Aim of the exercise —
Exclude the pictures; give every entry again exactly as written.

Record excerpts —
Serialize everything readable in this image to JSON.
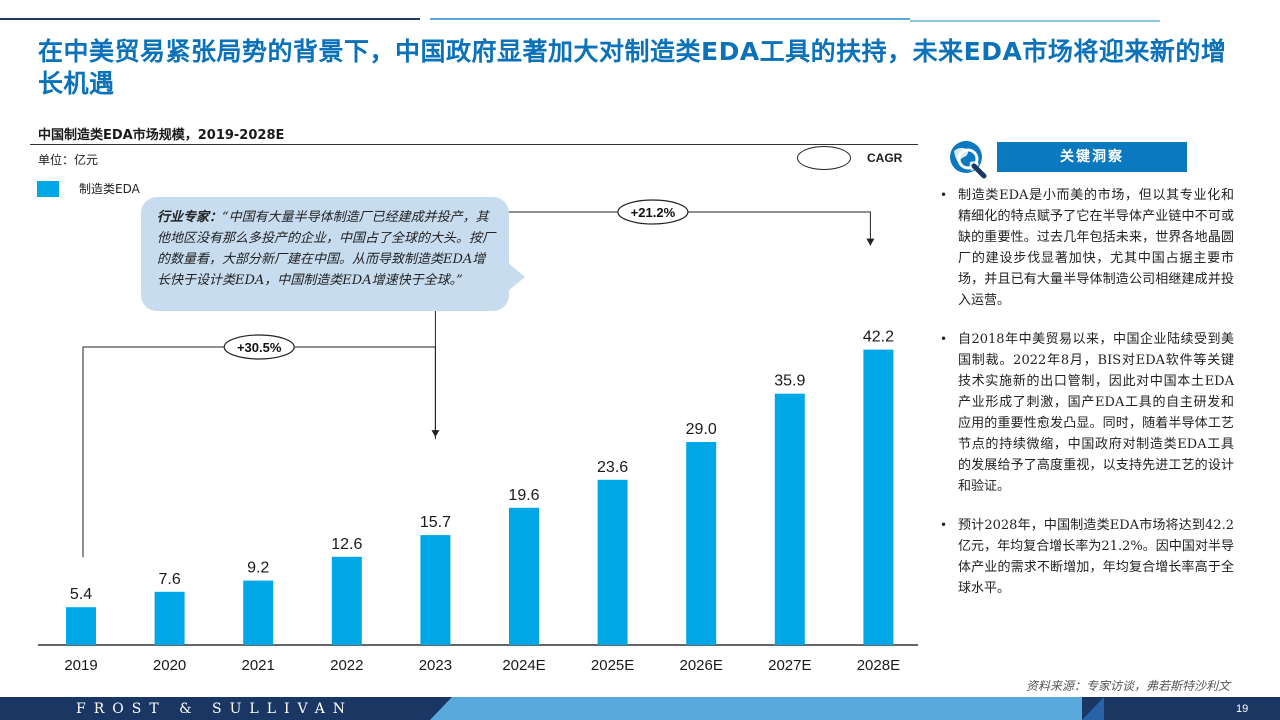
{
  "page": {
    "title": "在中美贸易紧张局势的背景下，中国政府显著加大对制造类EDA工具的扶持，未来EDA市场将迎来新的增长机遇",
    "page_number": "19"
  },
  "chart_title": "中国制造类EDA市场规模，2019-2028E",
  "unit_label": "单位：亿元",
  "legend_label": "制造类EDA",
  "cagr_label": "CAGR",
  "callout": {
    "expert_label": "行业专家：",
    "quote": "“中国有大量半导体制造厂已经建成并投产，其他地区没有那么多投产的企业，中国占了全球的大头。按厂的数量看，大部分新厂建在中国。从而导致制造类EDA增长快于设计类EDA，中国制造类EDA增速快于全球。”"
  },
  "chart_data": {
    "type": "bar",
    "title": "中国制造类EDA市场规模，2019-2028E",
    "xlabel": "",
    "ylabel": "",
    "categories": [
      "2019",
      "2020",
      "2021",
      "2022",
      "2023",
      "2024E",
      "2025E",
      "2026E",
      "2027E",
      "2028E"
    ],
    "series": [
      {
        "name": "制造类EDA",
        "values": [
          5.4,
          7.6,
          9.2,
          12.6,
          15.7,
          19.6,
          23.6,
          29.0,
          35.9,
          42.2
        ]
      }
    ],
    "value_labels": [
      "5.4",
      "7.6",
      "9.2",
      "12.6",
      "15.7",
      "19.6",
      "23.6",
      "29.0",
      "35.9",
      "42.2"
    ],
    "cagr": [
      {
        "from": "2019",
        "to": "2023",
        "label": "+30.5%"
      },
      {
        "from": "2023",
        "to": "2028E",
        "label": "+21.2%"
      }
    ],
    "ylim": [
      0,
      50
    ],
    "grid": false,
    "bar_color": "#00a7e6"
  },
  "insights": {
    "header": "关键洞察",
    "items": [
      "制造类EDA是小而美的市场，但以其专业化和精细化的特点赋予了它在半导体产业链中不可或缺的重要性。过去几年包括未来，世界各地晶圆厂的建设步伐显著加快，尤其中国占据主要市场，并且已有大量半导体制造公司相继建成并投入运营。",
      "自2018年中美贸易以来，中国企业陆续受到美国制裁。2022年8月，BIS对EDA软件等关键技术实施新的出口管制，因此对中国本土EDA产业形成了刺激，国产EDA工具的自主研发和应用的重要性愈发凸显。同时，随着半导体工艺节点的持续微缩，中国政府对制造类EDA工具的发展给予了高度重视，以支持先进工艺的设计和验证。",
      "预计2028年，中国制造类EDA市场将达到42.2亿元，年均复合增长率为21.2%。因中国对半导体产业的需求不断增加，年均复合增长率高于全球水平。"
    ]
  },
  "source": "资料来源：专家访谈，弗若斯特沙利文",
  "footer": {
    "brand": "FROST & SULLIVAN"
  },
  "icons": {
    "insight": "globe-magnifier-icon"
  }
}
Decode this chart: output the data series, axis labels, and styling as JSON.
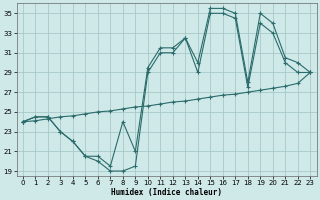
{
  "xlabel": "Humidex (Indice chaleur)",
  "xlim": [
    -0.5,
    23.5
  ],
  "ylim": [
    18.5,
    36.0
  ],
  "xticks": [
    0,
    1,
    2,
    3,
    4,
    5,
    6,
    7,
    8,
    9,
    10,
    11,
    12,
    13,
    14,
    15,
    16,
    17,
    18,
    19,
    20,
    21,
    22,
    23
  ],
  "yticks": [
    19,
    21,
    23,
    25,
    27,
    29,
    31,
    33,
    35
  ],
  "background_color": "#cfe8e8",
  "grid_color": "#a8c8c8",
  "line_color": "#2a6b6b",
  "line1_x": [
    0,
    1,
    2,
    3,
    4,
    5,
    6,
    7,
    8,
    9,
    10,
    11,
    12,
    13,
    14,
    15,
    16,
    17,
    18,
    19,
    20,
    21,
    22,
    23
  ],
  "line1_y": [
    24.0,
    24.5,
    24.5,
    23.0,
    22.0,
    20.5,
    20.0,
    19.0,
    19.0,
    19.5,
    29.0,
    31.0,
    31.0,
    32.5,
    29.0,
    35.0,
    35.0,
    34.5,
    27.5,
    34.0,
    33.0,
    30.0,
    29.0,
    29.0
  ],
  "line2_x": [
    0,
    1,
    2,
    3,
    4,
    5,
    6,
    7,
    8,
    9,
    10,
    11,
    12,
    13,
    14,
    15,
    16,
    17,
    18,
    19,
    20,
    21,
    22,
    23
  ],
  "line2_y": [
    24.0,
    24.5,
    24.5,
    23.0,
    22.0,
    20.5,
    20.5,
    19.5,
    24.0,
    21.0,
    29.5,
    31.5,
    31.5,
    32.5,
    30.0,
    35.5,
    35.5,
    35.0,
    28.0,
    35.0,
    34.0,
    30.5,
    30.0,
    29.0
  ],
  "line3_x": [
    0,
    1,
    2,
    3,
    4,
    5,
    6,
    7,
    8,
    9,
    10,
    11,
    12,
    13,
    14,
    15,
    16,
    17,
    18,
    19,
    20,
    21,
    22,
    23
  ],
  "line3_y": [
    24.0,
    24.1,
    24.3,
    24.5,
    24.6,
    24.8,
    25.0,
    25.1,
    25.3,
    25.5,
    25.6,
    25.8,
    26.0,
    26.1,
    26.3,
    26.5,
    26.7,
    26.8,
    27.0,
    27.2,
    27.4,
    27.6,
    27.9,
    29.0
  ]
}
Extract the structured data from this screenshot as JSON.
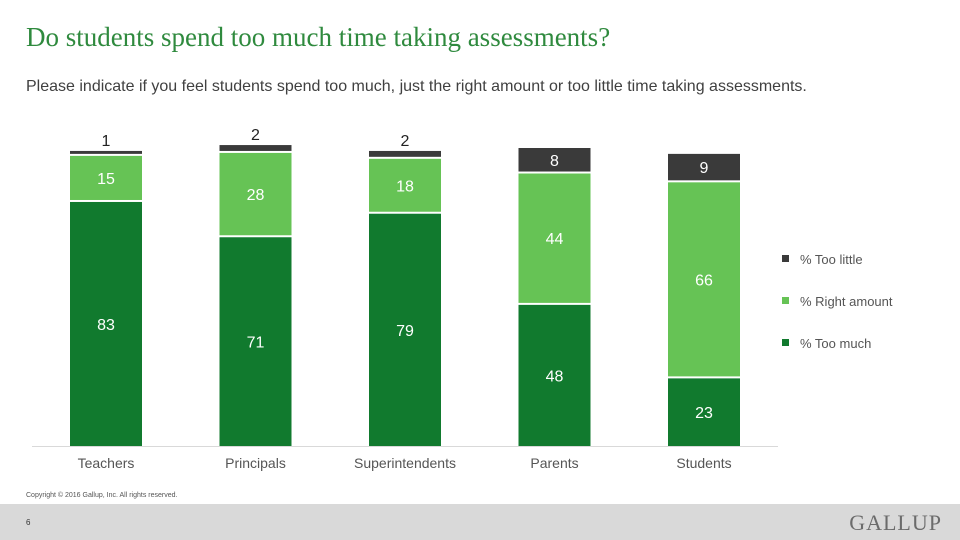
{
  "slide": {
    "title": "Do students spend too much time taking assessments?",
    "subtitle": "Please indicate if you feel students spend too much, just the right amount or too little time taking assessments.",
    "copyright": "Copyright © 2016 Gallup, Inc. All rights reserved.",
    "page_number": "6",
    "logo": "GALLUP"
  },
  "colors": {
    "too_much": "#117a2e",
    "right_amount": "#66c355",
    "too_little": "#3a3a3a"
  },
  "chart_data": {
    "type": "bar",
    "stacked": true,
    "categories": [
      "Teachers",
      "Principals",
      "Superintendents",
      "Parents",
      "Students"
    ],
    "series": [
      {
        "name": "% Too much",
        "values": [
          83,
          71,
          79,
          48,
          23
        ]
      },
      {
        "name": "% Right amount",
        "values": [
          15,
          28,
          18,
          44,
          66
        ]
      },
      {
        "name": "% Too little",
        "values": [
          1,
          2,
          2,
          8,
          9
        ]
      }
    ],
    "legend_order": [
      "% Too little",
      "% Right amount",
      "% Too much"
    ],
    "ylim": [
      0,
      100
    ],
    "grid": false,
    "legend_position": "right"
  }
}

Final result —
Serialize everything readable in this image to JSON.
{
  "page": {
    "title": "在中美贸易紧张局势的背景下，中国政府显著加大对制造类EDA工具的扶持，未来EDA市场将迎来新的增长机遇",
    "page_number": "19"
  },
  "chart_title": "中国制造类EDA市场规模，2019-2028E",
  "unit_label": "单位：亿元",
  "legend_label": "制造类EDA",
  "cagr_label": "CAGR",
  "callout": {
    "expert_label": "行业专家：",
    "quote": "“中国有大量半导体制造厂已经建成并投产，其他地区没有那么多投产的企业，中国占了全球的大头。按厂的数量看，大部分新厂建在中国。从而导致制造类EDA增长快于设计类EDA，中国制造类EDA增速快于全球。”"
  },
  "chart_data": {
    "type": "bar",
    "title": "中国制造类EDA市场规模，2019-2028E",
    "xlabel": "",
    "ylabel": "",
    "categories": [
      "2019",
      "2020",
      "2021",
      "2022",
      "2023",
      "2024E",
      "2025E",
      "2026E",
      "2027E",
      "2028E"
    ],
    "series": [
      {
        "name": "制造类EDA",
        "values": [
          5.4,
          7.6,
          9.2,
          12.6,
          15.7,
          19.6,
          23.6,
          29.0,
          35.9,
          42.2
        ]
      }
    ],
    "value_labels": [
      "5.4",
      "7.6",
      "9.2",
      "12.6",
      "15.7",
      "19.6",
      "23.6",
      "29.0",
      "35.9",
      "42.2"
    ],
    "cagr": [
      {
        "from": "2019",
        "to": "2023",
        "label": "+30.5%"
      },
      {
        "from": "2023",
        "to": "2028E",
        "label": "+21.2%"
      }
    ],
    "ylim": [
      0,
      50
    ],
    "grid": false,
    "bar_color": "#00a7e6"
  },
  "insights": {
    "header": "关键洞察",
    "items": [
      "制造类EDA是小而美的市场，但以其专业化和精细化的特点赋予了它在半导体产业链中不可或缺的重要性。过去几年包括未来，世界各地晶圆厂的建设步伐显著加快，尤其中国占据主要市场，并且已有大量半导体制造公司相继建成并投入运营。",
      "自2018年中美贸易以来，中国企业陆续受到美国制裁。2022年8月，BIS对EDA软件等关键技术实施新的出口管制，因此对中国本土EDA产业形成了刺激，国产EDA工具的自主研发和应用的重要性愈发凸显。同时，随着半导体工艺节点的持续微缩，中国政府对制造类EDA工具的发展给予了高度重视，以支持先进工艺的设计和验证。",
      "预计2028年，中国制造类EDA市场将达到42.2亿元，年均复合增长率为21.2%。因中国对半导体产业的需求不断增加，年均复合增长率高于全球水平。"
    ]
  },
  "source": "资料来源：专家访谈，弗若斯特沙利文",
  "footer": {
    "brand": "FROST & SULLIVAN"
  },
  "icons": {
    "insight": "globe-magnifier-icon"
  }
}
Decode this chart: output the data series, axis labels, and styling as JSON.
{
  "xlabel": "Humidex (Indice chaleur)",
  "xlim": [
    -0.5,
    23.5
  ],
  "ylim": [
    18.5,
    36.0
  ],
  "xticks": [
    0,
    1,
    2,
    3,
    4,
    5,
    6,
    7,
    8,
    9,
    10,
    11,
    12,
    13,
    14,
    15,
    16,
    17,
    18,
    19,
    20,
    21,
    22,
    23
  ],
  "yticks": [
    19,
    21,
    23,
    25,
    27,
    29,
    31,
    33,
    35
  ],
  "background_color": "#cfe8e8",
  "grid_color": "#a8c8c8",
  "line_color": "#2a6b6b",
  "line1_x": [
    0,
    1,
    2,
    3,
    4,
    5,
    6,
    7,
    8,
    9,
    10,
    11,
    12,
    13,
    14,
    15,
    16,
    17,
    18,
    19,
    20,
    21,
    22,
    23
  ],
  "line1_y": [
    24.0,
    24.5,
    24.5,
    23.0,
    22.0,
    20.5,
    20.0,
    19.0,
    19.0,
    19.5,
    29.0,
    31.0,
    31.0,
    32.5,
    29.0,
    35.0,
    35.0,
    34.5,
    27.5,
    34.0,
    33.0,
    30.0,
    29.0,
    29.0
  ],
  "line2_x": [
    0,
    1,
    2,
    3,
    4,
    5,
    6,
    7,
    8,
    9,
    10,
    11,
    12,
    13,
    14,
    15,
    16,
    17,
    18,
    19,
    20,
    21,
    22,
    23
  ],
  "line2_y": [
    24.0,
    24.5,
    24.5,
    23.0,
    22.0,
    20.5,
    20.5,
    19.5,
    24.0,
    21.0,
    29.5,
    31.5,
    31.5,
    32.5,
    30.0,
    35.5,
    35.5,
    35.0,
    28.0,
    35.0,
    34.0,
    30.5,
    30.0,
    29.0
  ],
  "line3_x": [
    0,
    1,
    2,
    3,
    4,
    5,
    6,
    7,
    8,
    9,
    10,
    11,
    12,
    13,
    14,
    15,
    16,
    17,
    18,
    19,
    20,
    21,
    22,
    23
  ],
  "line3_y": [
    24.0,
    24.1,
    24.3,
    24.5,
    24.6,
    24.8,
    25.0,
    25.1,
    25.3,
    25.5,
    25.6,
    25.8,
    26.0,
    26.1,
    26.3,
    26.5,
    26.7,
    26.8,
    27.0,
    27.2,
    27.4,
    27.6,
    27.9,
    29.0
  ]
}
Extract the structured data from this screenshot as JSON.
{
  "slide": {
    "title": "Do students spend too much time taking assessments?",
    "subtitle": "Please indicate if you feel students spend too much, just the right amount or too little time taking assessments.",
    "copyright": "Copyright © 2016 Gallup, Inc. All rights reserved.",
    "page_number": "6",
    "logo": "GALLUP"
  },
  "colors": {
    "too_much": "#117a2e",
    "right_amount": "#66c355",
    "too_little": "#3a3a3a"
  },
  "chart_data": {
    "type": "bar",
    "stacked": true,
    "categories": [
      "Teachers",
      "Principals",
      "Superintendents",
      "Parents",
      "Students"
    ],
    "series": [
      {
        "name": "% Too much",
        "values": [
          83,
          71,
          79,
          48,
          23
        ]
      },
      {
        "name": "% Right amount",
        "values": [
          15,
          28,
          18,
          44,
          66
        ]
      },
      {
        "name": "% Too little",
        "values": [
          1,
          2,
          2,
          8,
          9
        ]
      }
    ],
    "legend_order": [
      "% Too little",
      "% Right amount",
      "% Too much"
    ],
    "ylim": [
      0,
      100
    ],
    "grid": false,
    "legend_position": "right"
  }
}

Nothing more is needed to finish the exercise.